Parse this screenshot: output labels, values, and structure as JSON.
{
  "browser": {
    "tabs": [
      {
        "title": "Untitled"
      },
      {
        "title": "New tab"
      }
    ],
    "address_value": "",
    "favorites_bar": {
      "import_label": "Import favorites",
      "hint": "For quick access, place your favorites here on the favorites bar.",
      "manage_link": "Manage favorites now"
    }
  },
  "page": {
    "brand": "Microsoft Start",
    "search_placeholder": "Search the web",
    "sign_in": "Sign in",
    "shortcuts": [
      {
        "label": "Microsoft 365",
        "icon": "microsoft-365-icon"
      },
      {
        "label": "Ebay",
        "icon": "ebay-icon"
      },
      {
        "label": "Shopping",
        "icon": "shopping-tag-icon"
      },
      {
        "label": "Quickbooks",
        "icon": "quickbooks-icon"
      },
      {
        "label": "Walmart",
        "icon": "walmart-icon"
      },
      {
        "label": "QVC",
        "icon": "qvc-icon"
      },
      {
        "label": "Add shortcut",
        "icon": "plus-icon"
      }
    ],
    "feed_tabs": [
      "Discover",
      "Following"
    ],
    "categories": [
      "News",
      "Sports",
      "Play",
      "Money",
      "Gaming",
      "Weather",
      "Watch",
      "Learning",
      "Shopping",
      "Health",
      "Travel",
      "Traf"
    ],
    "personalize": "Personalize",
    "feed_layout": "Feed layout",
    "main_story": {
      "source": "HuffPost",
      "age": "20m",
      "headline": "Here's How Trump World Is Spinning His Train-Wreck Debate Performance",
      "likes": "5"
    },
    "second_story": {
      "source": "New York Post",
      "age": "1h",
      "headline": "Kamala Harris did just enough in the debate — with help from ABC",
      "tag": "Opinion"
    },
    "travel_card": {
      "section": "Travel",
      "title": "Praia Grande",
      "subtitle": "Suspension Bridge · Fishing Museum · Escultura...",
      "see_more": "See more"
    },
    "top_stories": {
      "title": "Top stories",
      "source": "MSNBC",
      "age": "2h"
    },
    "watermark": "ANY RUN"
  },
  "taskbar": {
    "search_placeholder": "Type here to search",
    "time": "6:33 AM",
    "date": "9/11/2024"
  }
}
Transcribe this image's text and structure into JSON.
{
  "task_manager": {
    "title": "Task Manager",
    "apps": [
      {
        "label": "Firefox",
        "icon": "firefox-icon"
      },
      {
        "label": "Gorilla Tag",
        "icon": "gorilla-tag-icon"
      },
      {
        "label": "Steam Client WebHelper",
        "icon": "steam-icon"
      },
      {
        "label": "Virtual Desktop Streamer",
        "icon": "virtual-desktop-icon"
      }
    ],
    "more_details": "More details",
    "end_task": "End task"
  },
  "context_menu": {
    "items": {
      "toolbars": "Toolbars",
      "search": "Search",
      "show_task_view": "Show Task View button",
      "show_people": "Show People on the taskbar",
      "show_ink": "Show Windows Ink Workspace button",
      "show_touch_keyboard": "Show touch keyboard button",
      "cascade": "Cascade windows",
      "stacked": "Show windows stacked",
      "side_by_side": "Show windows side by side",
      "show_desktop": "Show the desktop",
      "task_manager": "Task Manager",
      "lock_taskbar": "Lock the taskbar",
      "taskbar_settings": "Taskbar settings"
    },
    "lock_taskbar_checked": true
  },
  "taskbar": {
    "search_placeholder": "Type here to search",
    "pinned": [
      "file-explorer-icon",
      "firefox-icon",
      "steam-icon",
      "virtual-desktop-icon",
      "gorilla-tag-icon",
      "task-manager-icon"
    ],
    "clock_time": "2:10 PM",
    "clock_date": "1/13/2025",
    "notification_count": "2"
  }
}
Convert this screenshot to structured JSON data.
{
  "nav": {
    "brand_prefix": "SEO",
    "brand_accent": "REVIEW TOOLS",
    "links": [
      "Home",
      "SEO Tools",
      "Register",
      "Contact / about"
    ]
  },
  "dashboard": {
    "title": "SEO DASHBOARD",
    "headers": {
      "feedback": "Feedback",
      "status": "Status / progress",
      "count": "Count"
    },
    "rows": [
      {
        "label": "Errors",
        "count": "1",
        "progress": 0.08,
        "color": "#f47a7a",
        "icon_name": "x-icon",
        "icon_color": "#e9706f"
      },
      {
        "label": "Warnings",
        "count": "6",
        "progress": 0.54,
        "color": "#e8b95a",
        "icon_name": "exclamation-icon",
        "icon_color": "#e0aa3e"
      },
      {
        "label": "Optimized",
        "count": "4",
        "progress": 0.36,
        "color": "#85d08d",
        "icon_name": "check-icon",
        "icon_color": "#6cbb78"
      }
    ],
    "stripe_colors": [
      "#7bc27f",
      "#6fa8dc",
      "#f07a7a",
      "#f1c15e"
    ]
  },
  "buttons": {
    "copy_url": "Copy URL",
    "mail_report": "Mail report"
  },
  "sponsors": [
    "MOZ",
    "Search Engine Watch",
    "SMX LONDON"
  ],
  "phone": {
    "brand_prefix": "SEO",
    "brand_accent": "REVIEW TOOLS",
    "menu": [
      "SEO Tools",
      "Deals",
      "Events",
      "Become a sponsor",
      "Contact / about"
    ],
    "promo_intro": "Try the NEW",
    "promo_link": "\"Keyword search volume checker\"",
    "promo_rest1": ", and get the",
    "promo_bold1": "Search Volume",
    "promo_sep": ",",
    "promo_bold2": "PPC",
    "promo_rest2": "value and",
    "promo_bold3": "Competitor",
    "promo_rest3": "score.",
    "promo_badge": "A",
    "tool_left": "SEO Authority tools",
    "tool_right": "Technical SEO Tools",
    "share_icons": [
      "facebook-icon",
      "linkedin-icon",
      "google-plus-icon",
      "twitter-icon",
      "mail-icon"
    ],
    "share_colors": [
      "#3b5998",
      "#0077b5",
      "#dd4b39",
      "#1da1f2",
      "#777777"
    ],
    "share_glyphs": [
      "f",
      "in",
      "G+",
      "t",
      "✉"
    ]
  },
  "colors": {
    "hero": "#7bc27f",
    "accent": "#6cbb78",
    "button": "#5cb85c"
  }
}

• [What you are asked to do]: Reproduce the records above exactly.

• [Response]:
Parse this screenshot: output labels, values, and structure as JSON.
{
  "browser": {
    "tabs": [
      {
        "title": "Untitled"
      },
      {
        "title": "New tab"
      }
    ],
    "address_value": "",
    "favorites_bar": {
      "import_label": "Import favorites",
      "hint": "For quick access, place your favorites here on the favorites bar.",
      "manage_link": "Manage favorites now"
    }
  },
  "page": {
    "brand": "Microsoft Start",
    "search_placeholder": "Search the web",
    "sign_in": "Sign in",
    "shortcuts": [
      {
        "label": "Microsoft 365",
        "icon": "microsoft-365-icon"
      },
      {
        "label": "Ebay",
        "icon": "ebay-icon"
      },
      {
        "label": "Shopping",
        "icon": "shopping-tag-icon"
      },
      {
        "label": "Quickbooks",
        "icon": "quickbooks-icon"
      },
      {
        "label": "Walmart",
        "icon": "walmart-icon"
      },
      {
        "label": "QVC",
        "icon": "qvc-icon"
      },
      {
        "label": "Add shortcut",
        "icon": "plus-icon"
      }
    ],
    "feed_tabs": [
      "Discover",
      "Following"
    ],
    "categories": [
      "News",
      "Sports",
      "Play",
      "Money",
      "Gaming",
      "Weather",
      "Watch",
      "Learning",
      "Shopping",
      "Health",
      "Travel",
      "Traf"
    ],
    "personalize": "Personalize",
    "feed_layout": "Feed layout",
    "main_story": {
      "source": "HuffPost",
      "age": "20m",
      "headline": "Here's How Trump World Is Spinning His Train-Wreck Debate Performance",
      "likes": "5"
    },
    "second_story": {
      "source": "New York Post",
      "age": "1h",
      "headline": "Kamala Harris did just enough in the debate — with help from ABC",
      "tag": "Opinion"
    },
    "travel_card": {
      "section": "Travel",
      "title": "Praia Grande",
      "subtitle": "Suspension Bridge · Fishing Museum · Escultura...",
      "see_more": "See more"
    },
    "top_stories": {
      "title": "Top stories",
      "source": "MSNBC",
      "age": "2h"
    },
    "watermark": "ANY RUN"
  },
  "taskbar": {
    "search_placeholder": "Type here to search",
    "time": "6:33 AM",
    "date": "9/11/2024"
  }
}
Transcribe this image's text and structure into JSON.
{
  "task_manager": {
    "title": "Task Manager",
    "apps": [
      {
        "label": "Firefox",
        "icon": "firefox-icon"
      },
      {
        "label": "Gorilla Tag",
        "icon": "gorilla-tag-icon"
      },
      {
        "label": "Steam Client WebHelper",
        "icon": "steam-icon"
      },
      {
        "label": "Virtual Desktop Streamer",
        "icon": "virtual-desktop-icon"
      }
    ],
    "more_details": "More details",
    "end_task": "End task"
  },
  "context_menu": {
    "items": {
      "toolbars": "Toolbars",
      "search": "Search",
      "show_task_view": "Show Task View button",
      "show_people": "Show People on the taskbar",
      "show_ink": "Show Windows Ink Workspace button",
      "show_touch_keyboard": "Show touch keyboard button",
      "cascade": "Cascade windows",
      "stacked": "Show windows stacked",
      "side_by_side": "Show windows side by side",
      "show_desktop": "Show the desktop",
      "task_manager": "Task Manager",
      "lock_taskbar": "Lock the taskbar",
      "taskbar_settings": "Taskbar settings"
    },
    "lock_taskbar_checked": true
  },
  "taskbar": {
    "search_placeholder": "Type here to search",
    "pinned": [
      "file-explorer-icon",
      "firefox-icon",
      "steam-icon",
      "virtual-desktop-icon",
      "gorilla-tag-icon",
      "task-manager-icon"
    ],
    "clock_time": "2:10 PM",
    "clock_date": "1/13/2025",
    "notification_count": "2"
  }
}
Convert this screenshot to structured JSON data.
{
  "nav": {
    "brand_prefix": "SEO",
    "brand_accent": "REVIEW TOOLS",
    "links": [
      "Home",
      "SEO Tools",
      "Register",
      "Contact / about"
    ]
  },
  "dashboard": {
    "title": "SEO DASHBOARD",
    "headers": {
      "feedback": "Feedback",
      "status": "Status / progress",
      "count": "Count"
    },
    "rows": [
      {
        "label": "Errors",
        "count": "1",
        "progress": 0.08,
        "color": "#f47a7a",
        "icon_name": "x-icon",
        "icon_color": "#e9706f"
      },
      {
        "label": "Warnings",
        "count": "6",
        "progress": 0.54,
        "color": "#e8b95a",
        "icon_name": "exclamation-icon",
        "icon_color": "#e0aa3e"
      },
      {
        "label": "Optimized",
        "count": "4",
        "progress": 0.36,
        "color": "#85d08d",
        "icon_name": "check-icon",
        "icon_color": "#6cbb78"
      }
    ],
    "stripe_colors": [
      "#7bc27f",
      "#6fa8dc",
      "#f07a7a",
      "#f1c15e"
    ]
  },
  "buttons": {
    "copy_url": "Copy URL",
    "mail_report": "Mail report"
  },
  "sponsors": [
    "MOZ",
    "Search Engine Watch",
    "SMX LONDON"
  ],
  "phone": {
    "brand_prefix": "SEO",
    "brand_accent": "REVIEW TOOLS",
    "menu": [
      "SEO Tools",
      "Deals",
      "Events",
      "Become a sponsor",
      "Contact / about"
    ],
    "promo_intro": "Try the NEW",
    "promo_link": "\"Keyword search volume checker\"",
    "promo_rest1": ", and get the",
    "promo_bold1": "Search Volume",
    "promo_sep": ",",
    "promo_bold2": "PPC",
    "promo_rest2": "value and",
    "promo_bold3": "Competitor",
    "promo_rest3": "score.",
    "promo_badge": "A",
    "tool_left": "SEO Authority tools",
    "tool_right": "Technical SEO Tools",
    "share_icons": [
      "facebook-icon",
      "linkedin-icon",
      "google-plus-icon",
      "twitter-icon",
      "mail-icon"
    ],
    "share_colors": [
      "#3b5998",
      "#0077b5",
      "#dd4b39",
      "#1da1f2",
      "#777777"
    ],
    "share_glyphs": [
      "f",
      "in",
      "G+",
      "t",
      "✉"
    ]
  },
  "colors": {
    "hero": "#7bc27f",
    "accent": "#6cbb78",
    "button": "#5cb85c"
  }
}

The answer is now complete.